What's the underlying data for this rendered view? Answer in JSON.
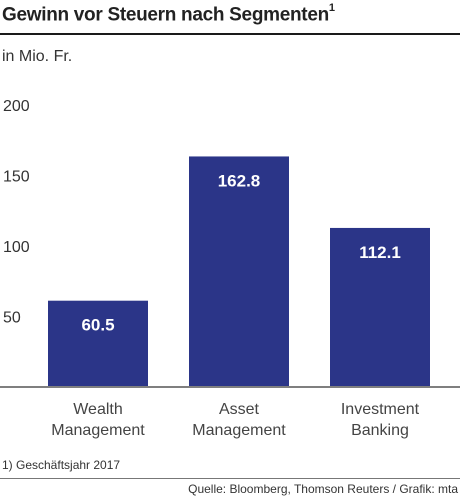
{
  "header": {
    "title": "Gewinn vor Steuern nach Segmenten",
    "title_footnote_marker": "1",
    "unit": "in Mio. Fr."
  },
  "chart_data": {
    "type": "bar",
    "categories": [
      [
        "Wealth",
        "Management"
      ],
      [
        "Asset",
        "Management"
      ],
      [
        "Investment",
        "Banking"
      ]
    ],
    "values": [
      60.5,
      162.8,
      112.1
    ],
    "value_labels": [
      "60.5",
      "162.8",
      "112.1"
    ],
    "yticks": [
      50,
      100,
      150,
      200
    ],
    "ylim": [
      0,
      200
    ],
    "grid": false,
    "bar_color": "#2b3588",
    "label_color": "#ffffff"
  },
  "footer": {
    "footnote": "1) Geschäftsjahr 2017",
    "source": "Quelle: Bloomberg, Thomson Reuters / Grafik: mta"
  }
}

◇ ◇ ◇

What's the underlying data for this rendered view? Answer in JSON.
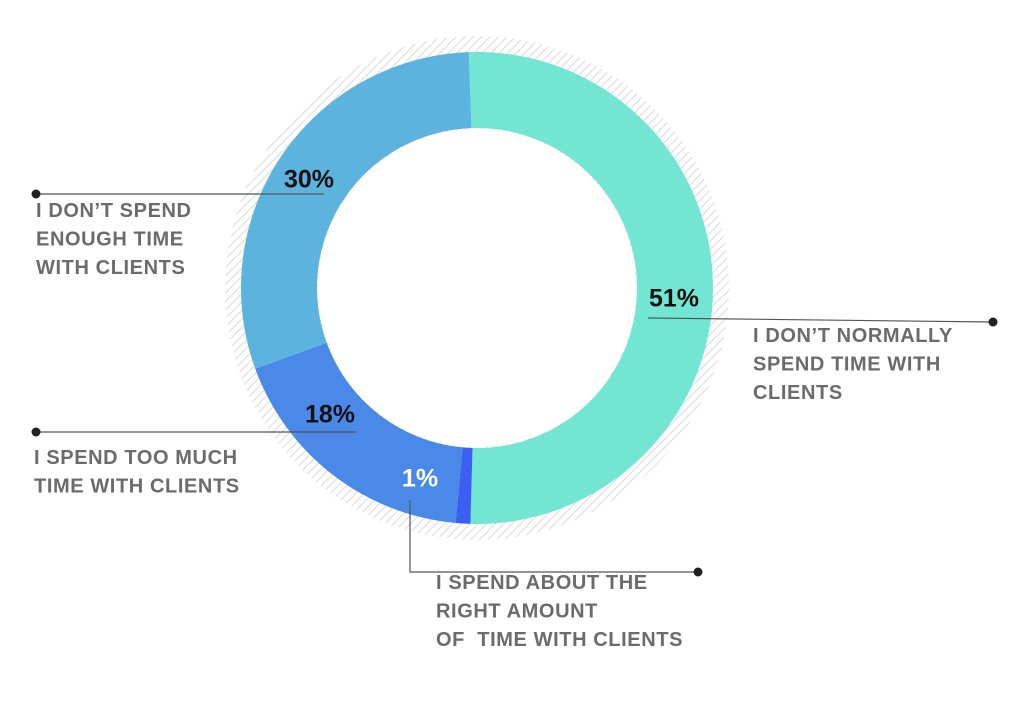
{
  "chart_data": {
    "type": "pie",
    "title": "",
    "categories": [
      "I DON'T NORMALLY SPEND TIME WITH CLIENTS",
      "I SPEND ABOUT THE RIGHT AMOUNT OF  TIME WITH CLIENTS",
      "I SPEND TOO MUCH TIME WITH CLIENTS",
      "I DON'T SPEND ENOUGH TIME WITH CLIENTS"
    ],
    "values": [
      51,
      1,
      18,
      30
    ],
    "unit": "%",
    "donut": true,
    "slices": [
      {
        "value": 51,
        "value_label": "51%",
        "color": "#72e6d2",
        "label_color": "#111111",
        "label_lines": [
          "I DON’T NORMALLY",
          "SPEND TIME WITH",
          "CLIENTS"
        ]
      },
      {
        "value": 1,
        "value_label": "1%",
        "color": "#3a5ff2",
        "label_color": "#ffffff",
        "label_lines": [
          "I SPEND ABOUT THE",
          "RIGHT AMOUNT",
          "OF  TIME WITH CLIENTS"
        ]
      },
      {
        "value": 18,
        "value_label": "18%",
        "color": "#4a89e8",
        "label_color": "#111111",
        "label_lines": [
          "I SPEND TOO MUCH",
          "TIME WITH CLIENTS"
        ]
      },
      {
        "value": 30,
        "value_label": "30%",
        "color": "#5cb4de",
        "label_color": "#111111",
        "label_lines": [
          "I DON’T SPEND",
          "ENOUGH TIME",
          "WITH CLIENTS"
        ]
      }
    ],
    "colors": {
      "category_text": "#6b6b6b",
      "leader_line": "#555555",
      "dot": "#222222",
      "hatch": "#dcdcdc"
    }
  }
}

◇ ◇ ◇

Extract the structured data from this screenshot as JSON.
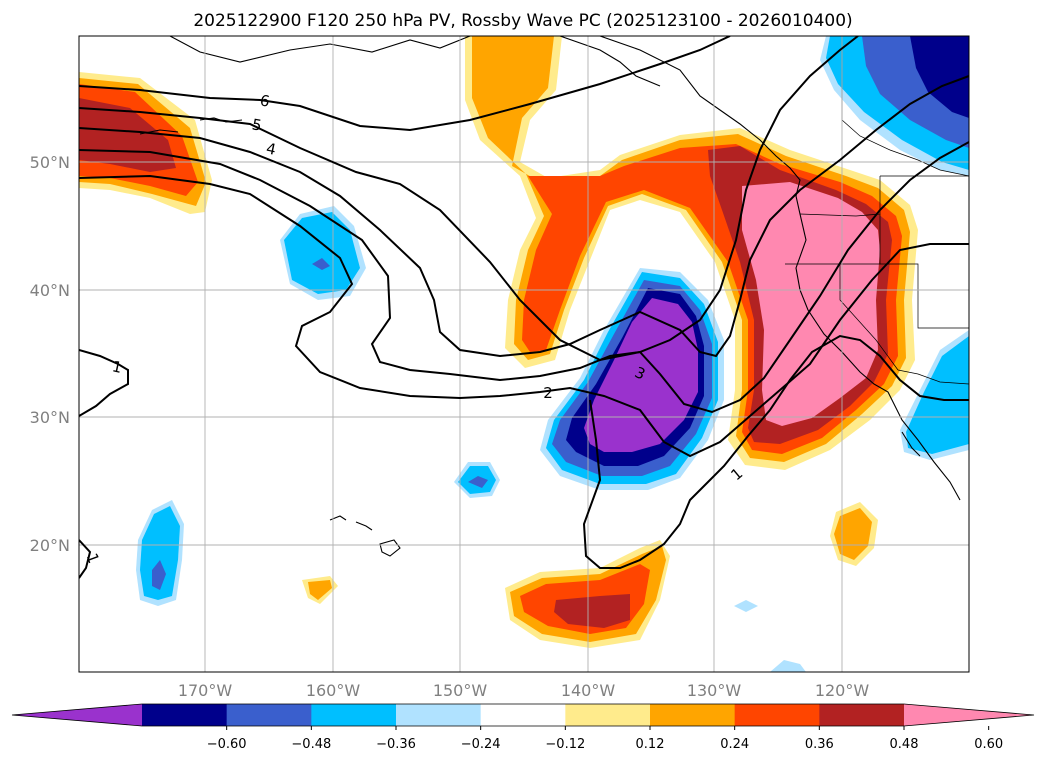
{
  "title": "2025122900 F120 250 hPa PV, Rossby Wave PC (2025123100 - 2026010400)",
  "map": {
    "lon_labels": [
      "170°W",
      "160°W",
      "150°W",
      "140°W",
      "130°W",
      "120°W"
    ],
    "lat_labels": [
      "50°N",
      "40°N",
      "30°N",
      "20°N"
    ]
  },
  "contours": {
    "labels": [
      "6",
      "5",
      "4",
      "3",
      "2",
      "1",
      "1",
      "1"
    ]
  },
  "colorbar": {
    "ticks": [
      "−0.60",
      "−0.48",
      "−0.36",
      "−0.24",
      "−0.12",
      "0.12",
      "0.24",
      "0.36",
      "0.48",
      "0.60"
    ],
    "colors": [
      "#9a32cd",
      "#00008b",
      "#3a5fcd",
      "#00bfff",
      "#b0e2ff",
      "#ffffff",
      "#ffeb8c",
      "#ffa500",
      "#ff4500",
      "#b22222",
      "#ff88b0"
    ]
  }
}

◇ ◇ ◇

▸ **Exercise task**: In the lines above, find each one with "SPEND" and list it.

▸ **Solution to this task**:
      "I DON'T NORMALLY SPEND TIME WITH CLIENTS",
      "I SPEND ABOUT THE RIGHT AMOUNT OF  TIME WITH CLIENTS",
      "I SPEND TOO MUCH TIME WITH CLIENTS",
      "I DON'T SPEND ENOUGH TIME WITH CLIENTS"
          "SPEND TIME WITH",
          "I SPEND ABOUT THE",
          "I SPEND TOO MUCH",
          "I DON’T SPEND",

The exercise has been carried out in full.